(Items listed in a dataset)
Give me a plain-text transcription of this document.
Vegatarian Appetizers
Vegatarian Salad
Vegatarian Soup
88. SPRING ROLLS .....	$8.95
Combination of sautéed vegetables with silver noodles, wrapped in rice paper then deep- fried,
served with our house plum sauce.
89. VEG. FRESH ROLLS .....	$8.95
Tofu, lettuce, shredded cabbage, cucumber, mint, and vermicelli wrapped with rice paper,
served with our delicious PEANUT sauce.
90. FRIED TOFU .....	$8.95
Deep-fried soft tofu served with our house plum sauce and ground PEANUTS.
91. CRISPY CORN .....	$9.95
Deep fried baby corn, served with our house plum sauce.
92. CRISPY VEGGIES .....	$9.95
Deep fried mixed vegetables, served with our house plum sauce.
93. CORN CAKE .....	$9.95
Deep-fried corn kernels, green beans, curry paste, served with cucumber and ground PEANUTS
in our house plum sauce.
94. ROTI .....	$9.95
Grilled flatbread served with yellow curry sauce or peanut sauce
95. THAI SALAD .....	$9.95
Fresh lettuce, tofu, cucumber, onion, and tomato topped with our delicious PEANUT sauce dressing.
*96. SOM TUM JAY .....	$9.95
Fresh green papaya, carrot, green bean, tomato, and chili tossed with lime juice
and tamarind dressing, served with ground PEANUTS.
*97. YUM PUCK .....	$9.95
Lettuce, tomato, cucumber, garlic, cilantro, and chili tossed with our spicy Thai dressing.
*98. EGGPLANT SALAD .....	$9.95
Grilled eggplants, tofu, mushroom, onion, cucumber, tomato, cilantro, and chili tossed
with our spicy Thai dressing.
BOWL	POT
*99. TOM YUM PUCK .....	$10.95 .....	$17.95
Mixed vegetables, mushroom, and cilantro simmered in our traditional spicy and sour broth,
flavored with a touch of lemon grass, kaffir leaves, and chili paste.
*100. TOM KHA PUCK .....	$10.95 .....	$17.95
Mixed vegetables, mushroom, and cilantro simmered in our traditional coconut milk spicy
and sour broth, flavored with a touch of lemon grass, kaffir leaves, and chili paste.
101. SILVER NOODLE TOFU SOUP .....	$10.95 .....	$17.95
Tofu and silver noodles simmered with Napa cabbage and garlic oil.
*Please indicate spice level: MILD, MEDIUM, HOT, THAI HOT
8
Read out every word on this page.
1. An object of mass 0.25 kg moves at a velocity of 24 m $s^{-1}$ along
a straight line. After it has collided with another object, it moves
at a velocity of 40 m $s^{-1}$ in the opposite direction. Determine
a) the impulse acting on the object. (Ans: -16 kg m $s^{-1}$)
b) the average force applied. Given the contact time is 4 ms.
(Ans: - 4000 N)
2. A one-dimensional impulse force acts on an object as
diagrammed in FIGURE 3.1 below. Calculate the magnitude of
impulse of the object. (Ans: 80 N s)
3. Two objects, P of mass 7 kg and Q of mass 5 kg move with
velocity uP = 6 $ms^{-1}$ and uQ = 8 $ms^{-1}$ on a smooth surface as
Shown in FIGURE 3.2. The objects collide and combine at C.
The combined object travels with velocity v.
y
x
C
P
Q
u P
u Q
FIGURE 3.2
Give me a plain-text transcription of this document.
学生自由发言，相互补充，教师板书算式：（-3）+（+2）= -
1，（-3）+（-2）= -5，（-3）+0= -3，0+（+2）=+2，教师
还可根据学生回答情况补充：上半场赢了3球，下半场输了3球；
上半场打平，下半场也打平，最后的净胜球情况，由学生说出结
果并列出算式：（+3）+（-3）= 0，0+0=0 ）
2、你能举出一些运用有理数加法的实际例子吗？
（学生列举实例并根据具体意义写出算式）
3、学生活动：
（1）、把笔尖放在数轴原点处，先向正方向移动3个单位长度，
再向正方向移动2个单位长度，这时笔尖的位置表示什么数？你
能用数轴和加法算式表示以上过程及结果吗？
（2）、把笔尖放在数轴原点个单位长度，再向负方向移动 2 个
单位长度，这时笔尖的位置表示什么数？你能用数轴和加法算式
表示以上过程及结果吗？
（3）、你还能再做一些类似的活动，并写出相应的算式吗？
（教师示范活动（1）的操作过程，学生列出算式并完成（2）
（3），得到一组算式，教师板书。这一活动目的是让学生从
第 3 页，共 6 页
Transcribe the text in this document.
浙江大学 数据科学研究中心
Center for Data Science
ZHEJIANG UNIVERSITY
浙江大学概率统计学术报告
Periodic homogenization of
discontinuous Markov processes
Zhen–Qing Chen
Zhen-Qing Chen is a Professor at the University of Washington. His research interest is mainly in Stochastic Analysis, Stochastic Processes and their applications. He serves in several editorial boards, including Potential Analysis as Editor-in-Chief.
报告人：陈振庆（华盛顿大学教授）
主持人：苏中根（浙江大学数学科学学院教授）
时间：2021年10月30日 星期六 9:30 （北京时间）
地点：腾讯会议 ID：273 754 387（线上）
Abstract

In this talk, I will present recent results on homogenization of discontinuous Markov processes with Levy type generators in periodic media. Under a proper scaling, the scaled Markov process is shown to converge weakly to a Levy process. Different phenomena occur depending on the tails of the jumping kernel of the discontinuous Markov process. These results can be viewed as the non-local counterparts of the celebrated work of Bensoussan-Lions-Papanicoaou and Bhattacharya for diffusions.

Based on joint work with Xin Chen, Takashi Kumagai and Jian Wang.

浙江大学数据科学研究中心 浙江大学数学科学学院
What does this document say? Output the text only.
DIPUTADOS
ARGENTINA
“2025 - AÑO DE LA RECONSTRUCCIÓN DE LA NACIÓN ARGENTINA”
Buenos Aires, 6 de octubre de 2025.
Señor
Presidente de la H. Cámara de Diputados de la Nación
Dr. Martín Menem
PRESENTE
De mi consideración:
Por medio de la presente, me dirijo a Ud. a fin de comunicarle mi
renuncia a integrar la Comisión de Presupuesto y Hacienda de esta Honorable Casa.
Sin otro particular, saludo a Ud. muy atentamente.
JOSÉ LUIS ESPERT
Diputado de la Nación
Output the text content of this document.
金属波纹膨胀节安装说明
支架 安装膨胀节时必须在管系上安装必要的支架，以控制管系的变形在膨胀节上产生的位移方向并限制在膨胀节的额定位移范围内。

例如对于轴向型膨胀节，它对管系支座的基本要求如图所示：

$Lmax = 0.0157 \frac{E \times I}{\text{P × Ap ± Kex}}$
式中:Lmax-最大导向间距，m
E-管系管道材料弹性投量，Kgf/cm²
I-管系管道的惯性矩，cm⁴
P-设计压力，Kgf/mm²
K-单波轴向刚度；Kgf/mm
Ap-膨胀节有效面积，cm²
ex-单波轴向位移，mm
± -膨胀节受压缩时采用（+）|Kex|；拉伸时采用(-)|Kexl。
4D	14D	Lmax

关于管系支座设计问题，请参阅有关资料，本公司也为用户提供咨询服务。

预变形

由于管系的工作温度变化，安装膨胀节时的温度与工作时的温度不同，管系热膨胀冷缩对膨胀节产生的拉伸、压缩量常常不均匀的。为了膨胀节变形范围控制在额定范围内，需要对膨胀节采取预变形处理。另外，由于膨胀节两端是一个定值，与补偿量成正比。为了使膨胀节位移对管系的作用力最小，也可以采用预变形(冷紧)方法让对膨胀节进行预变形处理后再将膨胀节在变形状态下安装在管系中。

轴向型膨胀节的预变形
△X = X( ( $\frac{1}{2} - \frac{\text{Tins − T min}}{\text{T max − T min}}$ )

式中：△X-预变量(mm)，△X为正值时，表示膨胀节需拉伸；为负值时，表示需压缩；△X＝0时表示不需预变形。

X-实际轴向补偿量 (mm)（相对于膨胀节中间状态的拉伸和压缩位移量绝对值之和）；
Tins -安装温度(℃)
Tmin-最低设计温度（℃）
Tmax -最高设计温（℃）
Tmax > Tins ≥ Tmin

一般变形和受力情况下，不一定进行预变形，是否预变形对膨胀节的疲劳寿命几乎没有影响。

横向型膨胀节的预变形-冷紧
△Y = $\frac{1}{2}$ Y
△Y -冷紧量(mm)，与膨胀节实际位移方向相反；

Exercise brief
State how many lines of the listing include "curry", and nothing more.

Exercise response
2